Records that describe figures
* Begin *

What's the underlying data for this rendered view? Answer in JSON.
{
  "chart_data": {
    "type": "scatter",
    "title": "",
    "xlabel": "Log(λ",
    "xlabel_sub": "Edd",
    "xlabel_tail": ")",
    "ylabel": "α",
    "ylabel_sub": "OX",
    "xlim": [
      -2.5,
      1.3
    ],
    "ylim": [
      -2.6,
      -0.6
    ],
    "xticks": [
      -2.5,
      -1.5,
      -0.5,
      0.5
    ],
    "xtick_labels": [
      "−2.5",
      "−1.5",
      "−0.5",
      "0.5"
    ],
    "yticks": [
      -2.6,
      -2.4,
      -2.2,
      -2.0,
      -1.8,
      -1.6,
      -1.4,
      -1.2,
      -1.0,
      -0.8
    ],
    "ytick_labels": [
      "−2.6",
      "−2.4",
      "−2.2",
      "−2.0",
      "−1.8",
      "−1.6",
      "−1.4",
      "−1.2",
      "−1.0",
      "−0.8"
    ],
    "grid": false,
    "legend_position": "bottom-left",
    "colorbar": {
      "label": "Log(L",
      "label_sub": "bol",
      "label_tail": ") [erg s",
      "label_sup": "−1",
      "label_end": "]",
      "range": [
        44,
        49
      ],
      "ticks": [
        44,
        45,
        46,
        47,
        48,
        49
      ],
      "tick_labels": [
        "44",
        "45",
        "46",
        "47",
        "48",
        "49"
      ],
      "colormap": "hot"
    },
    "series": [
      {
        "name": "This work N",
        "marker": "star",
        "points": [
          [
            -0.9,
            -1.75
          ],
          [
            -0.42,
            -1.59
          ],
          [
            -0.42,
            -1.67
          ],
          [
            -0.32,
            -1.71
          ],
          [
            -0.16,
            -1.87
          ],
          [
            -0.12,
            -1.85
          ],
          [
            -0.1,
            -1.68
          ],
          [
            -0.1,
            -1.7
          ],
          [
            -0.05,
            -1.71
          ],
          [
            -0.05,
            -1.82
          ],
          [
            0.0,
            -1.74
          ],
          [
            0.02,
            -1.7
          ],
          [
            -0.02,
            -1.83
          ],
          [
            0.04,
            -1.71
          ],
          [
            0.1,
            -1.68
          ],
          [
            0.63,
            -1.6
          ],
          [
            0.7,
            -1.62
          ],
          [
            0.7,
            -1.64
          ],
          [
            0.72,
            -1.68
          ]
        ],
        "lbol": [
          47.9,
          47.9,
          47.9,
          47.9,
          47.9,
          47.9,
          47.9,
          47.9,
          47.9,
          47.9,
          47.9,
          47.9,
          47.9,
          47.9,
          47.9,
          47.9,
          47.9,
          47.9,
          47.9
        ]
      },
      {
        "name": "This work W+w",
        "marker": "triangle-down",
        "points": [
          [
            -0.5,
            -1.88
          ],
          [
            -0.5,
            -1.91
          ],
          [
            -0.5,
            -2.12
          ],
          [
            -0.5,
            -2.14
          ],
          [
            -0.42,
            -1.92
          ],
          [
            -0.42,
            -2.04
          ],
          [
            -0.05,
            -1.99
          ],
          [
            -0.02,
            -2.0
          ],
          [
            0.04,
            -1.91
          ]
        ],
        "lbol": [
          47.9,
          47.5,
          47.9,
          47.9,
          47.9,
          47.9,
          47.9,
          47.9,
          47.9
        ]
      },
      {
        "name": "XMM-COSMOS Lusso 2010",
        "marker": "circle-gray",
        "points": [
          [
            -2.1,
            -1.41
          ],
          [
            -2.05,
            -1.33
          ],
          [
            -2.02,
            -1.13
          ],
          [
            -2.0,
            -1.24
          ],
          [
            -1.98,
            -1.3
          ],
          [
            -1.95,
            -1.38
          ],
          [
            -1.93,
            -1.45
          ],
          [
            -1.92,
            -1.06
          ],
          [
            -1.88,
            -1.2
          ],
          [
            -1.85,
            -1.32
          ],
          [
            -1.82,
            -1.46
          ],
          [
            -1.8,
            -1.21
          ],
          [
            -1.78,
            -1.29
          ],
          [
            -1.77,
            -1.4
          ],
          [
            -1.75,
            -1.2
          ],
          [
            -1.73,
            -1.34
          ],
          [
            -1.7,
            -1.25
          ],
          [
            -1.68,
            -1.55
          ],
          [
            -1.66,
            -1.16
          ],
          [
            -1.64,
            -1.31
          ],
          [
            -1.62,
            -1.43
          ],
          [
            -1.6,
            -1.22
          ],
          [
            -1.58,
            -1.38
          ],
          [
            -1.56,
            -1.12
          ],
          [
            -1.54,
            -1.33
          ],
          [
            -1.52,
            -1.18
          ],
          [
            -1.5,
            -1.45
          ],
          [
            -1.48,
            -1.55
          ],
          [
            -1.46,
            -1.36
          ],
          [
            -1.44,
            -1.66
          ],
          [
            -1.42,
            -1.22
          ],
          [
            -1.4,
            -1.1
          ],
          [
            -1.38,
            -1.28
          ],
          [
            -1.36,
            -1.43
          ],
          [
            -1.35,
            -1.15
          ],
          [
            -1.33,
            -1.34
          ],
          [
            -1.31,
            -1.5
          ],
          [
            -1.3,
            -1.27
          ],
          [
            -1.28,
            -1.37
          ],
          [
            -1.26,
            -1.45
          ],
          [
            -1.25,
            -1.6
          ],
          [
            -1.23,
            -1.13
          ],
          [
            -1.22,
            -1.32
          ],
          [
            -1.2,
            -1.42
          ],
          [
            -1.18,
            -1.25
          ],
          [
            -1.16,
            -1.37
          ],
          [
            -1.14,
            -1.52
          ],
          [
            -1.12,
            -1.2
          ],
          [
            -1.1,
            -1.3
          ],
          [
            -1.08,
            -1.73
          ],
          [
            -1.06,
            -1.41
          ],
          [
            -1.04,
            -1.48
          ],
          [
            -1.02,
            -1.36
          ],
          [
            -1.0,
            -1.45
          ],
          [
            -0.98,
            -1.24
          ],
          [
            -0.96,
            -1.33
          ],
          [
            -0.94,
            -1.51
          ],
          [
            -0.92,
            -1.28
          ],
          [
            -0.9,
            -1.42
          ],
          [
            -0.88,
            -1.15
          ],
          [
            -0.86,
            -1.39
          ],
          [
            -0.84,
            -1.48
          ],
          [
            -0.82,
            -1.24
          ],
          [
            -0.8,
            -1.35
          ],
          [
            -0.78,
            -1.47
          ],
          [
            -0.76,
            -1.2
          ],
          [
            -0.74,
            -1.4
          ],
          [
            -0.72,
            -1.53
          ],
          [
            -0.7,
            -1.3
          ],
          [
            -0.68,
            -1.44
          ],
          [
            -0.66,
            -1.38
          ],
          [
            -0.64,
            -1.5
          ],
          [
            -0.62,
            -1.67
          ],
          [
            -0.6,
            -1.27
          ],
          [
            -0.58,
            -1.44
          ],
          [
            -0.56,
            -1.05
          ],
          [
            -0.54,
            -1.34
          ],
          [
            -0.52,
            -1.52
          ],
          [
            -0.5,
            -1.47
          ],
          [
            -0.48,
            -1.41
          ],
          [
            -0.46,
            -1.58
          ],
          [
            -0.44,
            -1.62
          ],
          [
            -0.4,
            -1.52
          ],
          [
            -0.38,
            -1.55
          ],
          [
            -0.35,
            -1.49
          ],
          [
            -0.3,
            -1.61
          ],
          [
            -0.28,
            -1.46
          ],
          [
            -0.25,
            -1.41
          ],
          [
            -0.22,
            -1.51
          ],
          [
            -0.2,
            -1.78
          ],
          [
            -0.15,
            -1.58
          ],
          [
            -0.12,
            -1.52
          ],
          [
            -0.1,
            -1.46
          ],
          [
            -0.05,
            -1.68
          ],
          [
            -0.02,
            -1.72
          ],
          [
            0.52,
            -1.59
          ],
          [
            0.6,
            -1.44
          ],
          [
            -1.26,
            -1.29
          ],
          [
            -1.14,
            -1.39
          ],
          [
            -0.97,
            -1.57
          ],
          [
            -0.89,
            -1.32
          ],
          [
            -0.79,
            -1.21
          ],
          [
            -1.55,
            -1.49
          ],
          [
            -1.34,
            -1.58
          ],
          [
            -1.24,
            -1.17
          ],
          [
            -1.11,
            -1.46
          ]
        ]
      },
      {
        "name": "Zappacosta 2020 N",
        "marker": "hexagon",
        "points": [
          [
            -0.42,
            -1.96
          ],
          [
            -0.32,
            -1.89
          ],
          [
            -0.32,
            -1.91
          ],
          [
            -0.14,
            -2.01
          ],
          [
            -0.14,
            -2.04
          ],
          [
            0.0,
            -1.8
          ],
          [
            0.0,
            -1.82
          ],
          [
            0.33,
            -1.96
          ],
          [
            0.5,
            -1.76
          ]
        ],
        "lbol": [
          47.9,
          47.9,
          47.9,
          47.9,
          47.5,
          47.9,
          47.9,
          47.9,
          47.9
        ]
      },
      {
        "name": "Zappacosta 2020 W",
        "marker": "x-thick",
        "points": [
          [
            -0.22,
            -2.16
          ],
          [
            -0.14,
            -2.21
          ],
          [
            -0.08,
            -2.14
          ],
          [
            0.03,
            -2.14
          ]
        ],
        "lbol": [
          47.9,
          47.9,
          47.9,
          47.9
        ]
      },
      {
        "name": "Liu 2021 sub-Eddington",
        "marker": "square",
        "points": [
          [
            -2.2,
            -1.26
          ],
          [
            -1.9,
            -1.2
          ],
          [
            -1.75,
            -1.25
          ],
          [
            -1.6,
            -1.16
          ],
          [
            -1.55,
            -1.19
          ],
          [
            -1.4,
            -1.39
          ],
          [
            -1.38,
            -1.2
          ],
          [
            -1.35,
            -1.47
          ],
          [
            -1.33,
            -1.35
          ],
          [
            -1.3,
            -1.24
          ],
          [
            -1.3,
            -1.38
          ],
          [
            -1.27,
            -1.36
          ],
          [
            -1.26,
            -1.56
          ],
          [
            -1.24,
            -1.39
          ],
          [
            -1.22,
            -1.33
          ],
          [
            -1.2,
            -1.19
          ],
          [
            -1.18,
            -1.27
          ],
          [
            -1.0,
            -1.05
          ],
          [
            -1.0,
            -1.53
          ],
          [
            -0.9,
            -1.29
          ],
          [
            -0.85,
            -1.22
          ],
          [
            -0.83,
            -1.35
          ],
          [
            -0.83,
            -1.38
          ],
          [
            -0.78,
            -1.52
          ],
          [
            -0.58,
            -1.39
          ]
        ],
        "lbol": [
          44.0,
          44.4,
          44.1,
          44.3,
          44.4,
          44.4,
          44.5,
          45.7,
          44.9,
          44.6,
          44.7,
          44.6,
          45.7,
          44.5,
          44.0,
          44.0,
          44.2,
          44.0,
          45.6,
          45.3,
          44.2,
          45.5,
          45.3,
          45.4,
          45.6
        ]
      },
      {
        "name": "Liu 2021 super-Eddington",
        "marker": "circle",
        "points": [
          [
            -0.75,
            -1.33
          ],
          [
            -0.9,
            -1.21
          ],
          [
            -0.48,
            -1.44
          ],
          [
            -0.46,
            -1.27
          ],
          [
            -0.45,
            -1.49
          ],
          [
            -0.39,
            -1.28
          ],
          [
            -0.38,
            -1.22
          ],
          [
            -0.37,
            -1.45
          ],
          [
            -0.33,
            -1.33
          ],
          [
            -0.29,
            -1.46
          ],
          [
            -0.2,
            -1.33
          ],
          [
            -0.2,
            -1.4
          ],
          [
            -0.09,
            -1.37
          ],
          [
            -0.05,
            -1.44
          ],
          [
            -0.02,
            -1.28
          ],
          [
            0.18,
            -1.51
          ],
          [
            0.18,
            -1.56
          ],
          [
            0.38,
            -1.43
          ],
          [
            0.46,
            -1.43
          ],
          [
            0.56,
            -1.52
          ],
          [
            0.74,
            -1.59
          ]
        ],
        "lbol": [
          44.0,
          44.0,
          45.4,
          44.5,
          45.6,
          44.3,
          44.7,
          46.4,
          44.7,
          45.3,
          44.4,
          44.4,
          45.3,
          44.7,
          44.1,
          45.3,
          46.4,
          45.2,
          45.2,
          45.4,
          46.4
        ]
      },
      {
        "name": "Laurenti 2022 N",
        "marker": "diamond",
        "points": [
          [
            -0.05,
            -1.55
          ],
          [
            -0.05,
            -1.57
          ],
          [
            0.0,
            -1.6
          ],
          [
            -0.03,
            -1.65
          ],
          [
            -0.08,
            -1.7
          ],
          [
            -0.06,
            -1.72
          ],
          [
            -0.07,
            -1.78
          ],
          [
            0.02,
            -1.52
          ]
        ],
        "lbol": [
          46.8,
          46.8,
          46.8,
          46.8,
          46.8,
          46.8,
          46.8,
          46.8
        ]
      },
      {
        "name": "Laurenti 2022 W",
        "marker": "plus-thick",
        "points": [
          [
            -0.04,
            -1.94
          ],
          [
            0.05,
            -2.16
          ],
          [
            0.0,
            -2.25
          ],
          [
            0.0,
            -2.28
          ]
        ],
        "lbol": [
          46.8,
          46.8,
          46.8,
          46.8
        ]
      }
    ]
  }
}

* End *

What the task asks:
State how many lines in the entries above include the word "Zappacosta"; reply with the number alone.

Answer for this exercise:
2